● Input:
<<<<

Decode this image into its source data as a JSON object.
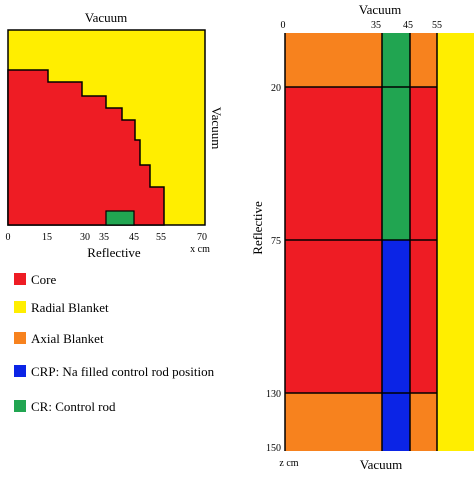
{
  "colors": {
    "core": "#ee1c24",
    "radial_blanket": "#ffee00",
    "axial_blanket": "#f7821e",
    "crp": "#0b24e6",
    "cr": "#21a551",
    "outline": "#000000"
  },
  "radial_view": {
    "top_label": "Vacuum",
    "right_label": "Vacuum",
    "bottom_label": "Reflective",
    "x_unit": "x cm",
    "x_ticks": [
      "0",
      "15",
      "30",
      "35",
      "45",
      "55",
      "70"
    ]
  },
  "axial_view": {
    "top_label": "Vacuum",
    "left_label": "Reflective",
    "bottom_label": "Vacuum",
    "z_unit": "z cm",
    "x_ticks": [
      "0",
      "35",
      "45",
      "55"
    ],
    "z_ticks": [
      "20",
      "75",
      "130",
      "150"
    ]
  },
  "legend": [
    {
      "key": "core",
      "label": "Core"
    },
    {
      "key": "radial_blanket",
      "label": "Radial Blanket"
    },
    {
      "key": "axial_blanket",
      "label": "Axial Blanket"
    },
    {
      "key": "crp",
      "label": "CRP: Na filled control rod position"
    },
    {
      "key": "cr",
      "label": "CR: Control rod"
    }
  ]
}
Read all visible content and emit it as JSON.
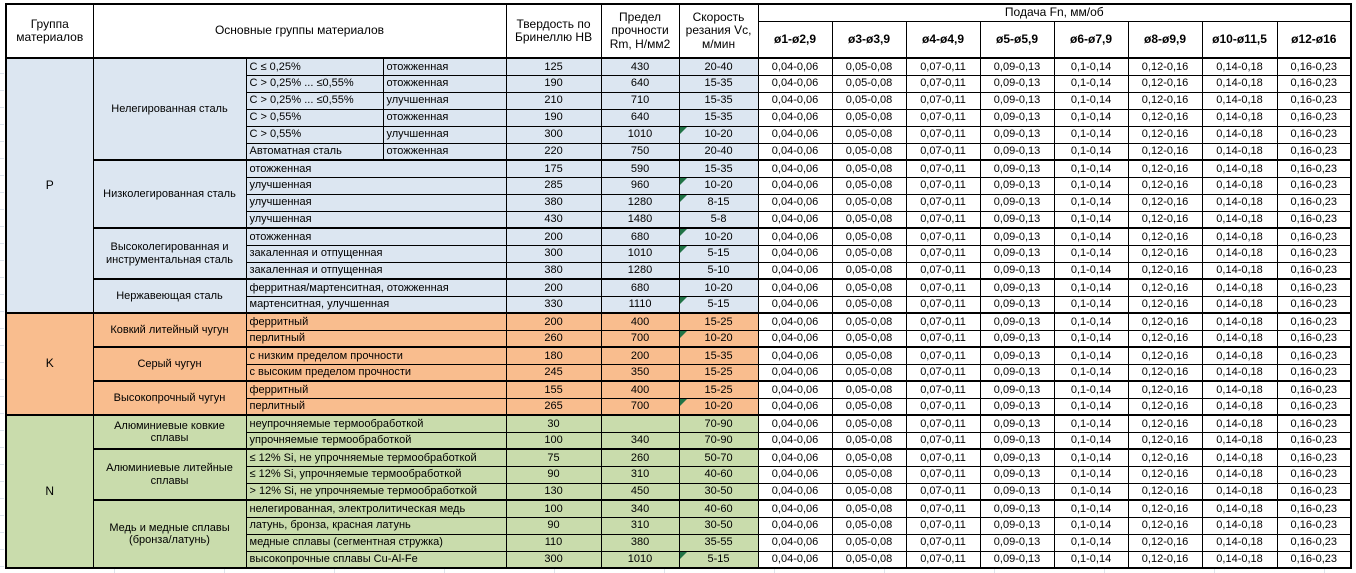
{
  "header": {
    "col_group": "Группа материалов",
    "col_main_groups": "Основные группы материалов",
    "col_hardness": "Твердость по Бринеллю HB",
    "col_strength": "Предел прочности Rm, Н/мм2",
    "col_speed": "Скорость резания Vc, м/мин",
    "feed_title": "Подача Fn, мм/об",
    "feed_columns": [
      "ø1-ø2,9",
      "ø3-ø3,9",
      "ø4-ø4,9",
      "ø5-ø5,9",
      "ø6-ø7,9",
      "ø8-ø9,9",
      "ø10-ø11,5",
      "ø12-ø16"
    ]
  },
  "feed_values": [
    "0,04-0,06",
    "0,05-0,08",
    "0,07-0,11",
    "0,09-0,13",
    "0,1-0,14",
    "0,12-0,16",
    "0,14-0,18",
    "0,16-0,23"
  ],
  "colors": {
    "section_p": "#dce6f1",
    "section_k": "#f9bd8e",
    "section_n": "#c9dcac",
    "error_indicator": "#217346",
    "border": "#000000"
  },
  "sections": [
    {
      "letter": "P",
      "key": "p",
      "subgroups": [
        {
          "name": "Нелегированная сталь",
          "rows": [
            {
              "c1": "C ≤ 0,25%",
              "c2": "отожженная",
              "hb": "125",
              "rm": "430",
              "vc": "20-40"
            },
            {
              "c1": "C > 0,25% ... ≤0,55%",
              "c2": "отожженная",
              "hb": "190",
              "rm": "640",
              "vc": "15-35"
            },
            {
              "c1": "C > 0,25% ... ≤0,55%",
              "c2": "улучшенная",
              "hb": "210",
              "rm": "710",
              "vc": "15-35"
            },
            {
              "c1": "C > 0,55%",
              "c2": "отожженная",
              "hb": "190",
              "rm": "640",
              "vc": "15-35"
            },
            {
              "c1": "C > 0,55%",
              "c2": "улучшенная",
              "hb": "300",
              "rm": "1010",
              "vc": "10-20",
              "tri": true
            },
            {
              "c1": "Автоматная сталь",
              "c2": "отожженная",
              "hb": "220",
              "rm": "750",
              "vc": "20-40"
            }
          ]
        },
        {
          "name": "Низколегированная сталь",
          "rows": [
            {
              "d": "отожженная",
              "hb": "175",
              "rm": "590",
              "vc": "15-35"
            },
            {
              "d": "улучшенная",
              "hb": "285",
              "rm": "960",
              "vc": "10-20",
              "tri": true
            },
            {
              "d": "улучшенная",
              "hb": "380",
              "rm": "1280",
              "vc": "8-15",
              "tri": true
            },
            {
              "d": "улучшенная",
              "hb": "430",
              "rm": "1480",
              "vc": "5-8"
            }
          ]
        },
        {
          "name": "Высоколегированная и инструментальная сталь",
          "rows": [
            {
              "d": "отожженная",
              "hb": "200",
              "rm": "680",
              "vc": "10-20",
              "tri": true
            },
            {
              "d": "закаленная и отпущенная",
              "hb": "300",
              "rm": "1010",
              "vc": "5-15",
              "tri": true
            },
            {
              "d": "закаленная и отпущенная",
              "hb": "380",
              "rm": "1280",
              "vc": "5-10"
            }
          ]
        },
        {
          "name": "Нержавеющая сталь",
          "rows": [
            {
              "d": "ферритная/мартенситная, отожженная",
              "hb": "200",
              "rm": "680",
              "vc": "10-20"
            },
            {
              "d": "мартенситная, улучшенная",
              "hb": "330",
              "rm": "1110",
              "vc": "5-15",
              "tri": true
            }
          ]
        }
      ]
    },
    {
      "letter": "K",
      "key": "k",
      "subgroups": [
        {
          "name": "Ковкий литейный чугун",
          "rows": [
            {
              "d": "ферритный",
              "hb": "200",
              "rm": "400",
              "vc": "15-25"
            },
            {
              "d": "перлитный",
              "hb": "260",
              "rm": "700",
              "vc": "10-20",
              "tri": true
            }
          ]
        },
        {
          "name": "Серый чугун",
          "rows": [
            {
              "d": "с низким пределом прочности",
              "hb": "180",
              "rm": "200",
              "vc": "15-35"
            },
            {
              "d": "с высоким пределом прочности",
              "hb": "245",
              "rm": "350",
              "vc": "15-25"
            }
          ]
        },
        {
          "name": "Высокопрочный чугун",
          "rows": [
            {
              "d": "ферритный",
              "hb": "155",
              "rm": "400",
              "vc": "15-25"
            },
            {
              "d": "перлитный",
              "hb": "265",
              "rm": "700",
              "vc": "10-20",
              "tri": true
            }
          ]
        }
      ]
    },
    {
      "letter": "N",
      "key": "n",
      "subgroups": [
        {
          "name": "Алюминиевые ковкие сплавы",
          "rows": [
            {
              "d": "неупрочняемые термообработкой",
              "hb": "30",
              "rm": "",
              "vc": "70-90"
            },
            {
              "d": "упрочняемые термообработкой",
              "hb": "100",
              "rm": "340",
              "vc": "70-90"
            }
          ]
        },
        {
          "name": "Алюминиевые литейные сплавы",
          "rows": [
            {
              "d": "≤ 12% Si, не упрочняемые термообработкой",
              "hb": "75",
              "rm": "260",
              "vc": "50-70"
            },
            {
              "d": "≤ 12% Si, упрочняемые термообработкой",
              "hb": "90",
              "rm": "310",
              "vc": "40-60"
            },
            {
              "d": "> 12% Si, не упрочняемые термообработкой",
              "hb": "130",
              "rm": "450",
              "vc": "30-50"
            }
          ]
        },
        {
          "name": "Медь и медные сплавы (бронза/латунь)",
          "rows": [
            {
              "d": "нелегированная, электролитическая медь",
              "hb": "100",
              "rm": "340",
              "vc": "40-60"
            },
            {
              "d": "латунь, бронза, красная латунь",
              "hb": "90",
              "rm": "310",
              "vc": "30-50"
            },
            {
              "d": "медные сплавы (сегментная стружка)",
              "hb": "110",
              "rm": "380",
              "vc": "35-55"
            },
            {
              "d": "высокопрочные сплавы Cu-Al-Fe",
              "hb": "300",
              "rm": "1010",
              "vc": "5-15",
              "tri": true
            }
          ]
        }
      ]
    }
  ]
}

>>>>

● Stated task: Exclude the images, then output the data above word for word.

● Solution for this problem:
Decode this image into its source data as a JSON object.
{
  "colors": {
    "core": "#ee1c24",
    "radial_blanket": "#ffee00",
    "axial_blanket": "#f7821e",
    "crp": "#0b24e6",
    "cr": "#21a551",
    "outline": "#000000"
  },
  "radial_view": {
    "top_label": "Vacuum",
    "right_label": "Vacuum",
    "bottom_label": "Reflective",
    "x_unit": "x cm",
    "x_ticks": [
      "0",
      "15",
      "30",
      "35",
      "45",
      "55",
      "70"
    ]
  },
  "axial_view": {
    "top_label": "Vacuum",
    "left_label": "Reflective",
    "bottom_label": "Vacuum",
    "z_unit": "z cm",
    "x_ticks": [
      "0",
      "35",
      "45",
      "55"
    ],
    "z_ticks": [
      "20",
      "75",
      "130",
      "150"
    ]
  },
  "legend": [
    {
      "key": "core",
      "label": "Core"
    },
    {
      "key": "radial_blanket",
      "label": "Radial Blanket"
    },
    {
      "key": "axial_blanket",
      "label": "Axial Blanket"
    },
    {
      "key": "crp",
      "label": "CRP: Na filled control rod position"
    },
    {
      "key": "cr",
      "label": "CR: Control rod"
    }
  ]
}
Read all visible content and emit it as JSON.
{
  "header": {
    "col_group": "Группа материалов",
    "col_main_groups": "Основные группы материалов",
    "col_hardness": "Твердость по Бринеллю HB",
    "col_strength": "Предел прочности Rm, Н/мм2",
    "col_speed": "Скорость резания Vc, м/мин",
    "feed_title": "Подача Fn, мм/об",
    "feed_columns": [
      "ø1-ø2,9",
      "ø3-ø3,9",
      "ø4-ø4,9",
      "ø5-ø5,9",
      "ø6-ø7,9",
      "ø8-ø9,9",
      "ø10-ø11,5",
      "ø12-ø16"
    ]
  },
  "feed_values": [
    "0,04-0,06",
    "0,05-0,08",
    "0,07-0,11",
    "0,09-0,13",
    "0,1-0,14",
    "0,12-0,16",
    "0,14-0,18",
    "0,16-0,23"
  ],
  "colors": {
    "section_p": "#dce6f1",
    "section_k": "#f9bd8e",
    "section_n": "#c9dcac",
    "error_indicator": "#217346",
    "border": "#000000"
  },
  "sections": [
    {
      "letter": "P",
      "key": "p",
      "subgroups": [
        {
          "name": "Нелегированная сталь",
          "rows": [
            {
              "c1": "C ≤ 0,25%",
              "c2": "отожженная",
              "hb": "125",
              "rm": "430",
              "vc": "20-40"
            },
            {
              "c1": "C > 0,25% ... ≤0,55%",
              "c2": "отожженная",
              "hb": "190",
              "rm": "640",
              "vc": "15-35"
            },
            {
              "c1": "C > 0,25% ... ≤0,55%",
              "c2": "улучшенная",
              "hb": "210",
              "rm": "710",
              "vc": "15-35"
            },
            {
              "c1": "C > 0,55%",
              "c2": "отожженная",
              "hb": "190",
              "rm": "640",
              "vc": "15-35"
            },
            {
              "c1": "C > 0,55%",
              "c2": "улучшенная",
              "hb": "300",
              "rm": "1010",
              "vc": "10-20",
              "tri": true
            },
            {
              "c1": "Автоматная сталь",
              "c2": "отожженная",
              "hb": "220",
              "rm": "750",
              "vc": "20-40"
            }
          ]
        },
        {
          "name": "Низколегированная сталь",
          "rows": [
            {
              "d": "отожженная",
              "hb": "175",
              "rm": "590",
              "vc": "15-35"
            },
            {
              "d": "улучшенная",
              "hb": "285",
              "rm": "960",
              "vc": "10-20",
              "tri": true
            },
            {
              "d": "улучшенная",
              "hb": "380",
              "rm": "1280",
              "vc": "8-15",
              "tri": true
            },
            {
              "d": "улучшенная",
              "hb": "430",
              "rm": "1480",
              "vc": "5-8"
            }
          ]
        },
        {
          "name": "Высоколегированная и инструментальная сталь",
          "rows": [
            {
              "d": "отожженная",
              "hb": "200",
              "rm": "680",
              "vc": "10-20",
              "tri": true
            },
            {
              "d": "закаленная и отпущенная",
              "hb": "300",
              "rm": "1010",
              "vc": "5-15",
              "tri": true
            },
            {
              "d": "закаленная и отпущенная",
              "hb": "380",
              "rm": "1280",
              "vc": "5-10"
            }
          ]
        },
        {
          "name": "Нержавеющая сталь",
          "rows": [
            {
              "d": "ферритная/мартенситная, отожженная",
              "hb": "200",
              "rm": "680",
              "vc": "10-20"
            },
            {
              "d": "мартенситная, улучшенная",
              "hb": "330",
              "rm": "1110",
              "vc": "5-15",
              "tri": true
            }
          ]
        }
      ]
    },
    {
      "letter": "K",
      "key": "k",
      "subgroups": [
        {
          "name": "Ковкий литейный чугун",
          "rows": [
            {
              "d": "ферритный",
              "hb": "200",
              "rm": "400",
              "vc": "15-25"
            },
            {
              "d": "перлитный",
              "hb": "260",
              "rm": "700",
              "vc": "10-20",
              "tri": true
            }
          ]
        },
        {
          "name": "Серый чугун",
          "rows": [
            {
              "d": "с низким пределом прочности",
              "hb": "180",
              "rm": "200",
              "vc": "15-35"
            },
            {
              "d": "с высоким пределом прочности",
              "hb": "245",
              "rm": "350",
              "vc": "15-25"
            }
          ]
        },
        {
          "name": "Высокопрочный чугун",
          "rows": [
            {
              "d": "ферритный",
              "hb": "155",
              "rm": "400",
              "vc": "15-25"
            },
            {
              "d": "перлитный",
              "hb": "265",
              "rm": "700",
              "vc": "10-20",
              "tri": true
            }
          ]
        }
      ]
    },
    {
      "letter": "N",
      "key": "n",
      "subgroups": [
        {
          "name": "Алюминиевые ковкие сплавы",
          "rows": [
            {
              "d": "неупрочняемые термообработкой",
              "hb": "30",
              "rm": "",
              "vc": "70-90"
            },
            {
              "d": "упрочняемые термообработкой",
              "hb": "100",
              "rm": "340",
              "vc": "70-90"
            }
          ]
        },
        {
          "name": "Алюминиевые литейные сплавы",
          "rows": [
            {
              "d": "≤ 12% Si, не упрочняемые термообработкой",
              "hb": "75",
              "rm": "260",
              "vc": "50-70"
            },
            {
              "d": "≤ 12% Si, упрочняемые термообработкой",
              "hb": "90",
              "rm": "310",
              "vc": "40-60"
            },
            {
              "d": "> 12% Si, не упрочняемые термообработкой",
              "hb": "130",
              "rm": "450",
              "vc": "30-50"
            }
          ]
        },
        {
          "name": "Медь и медные сплавы (бронза/латунь)",
          "rows": [
            {
              "d": "нелегированная, электролитическая медь",
              "hb": "100",
              "rm": "340",
              "vc": "40-60"
            },
            {
              "d": "латунь, бронза, красная латунь",
              "hb": "90",
              "rm": "310",
              "vc": "30-50"
            },
            {
              "d": "медные сплавы (сегментная стружка)",
              "hb": "110",
              "rm": "380",
              "vc": "35-55"
            },
            {
              "d": "высокопрочные сплавы Cu-Al-Fe",
              "hb": "300",
              "rm": "1010",
              "vc": "5-15",
              "tri": true
            }
          ]
        }
      ]
    }
  ]
}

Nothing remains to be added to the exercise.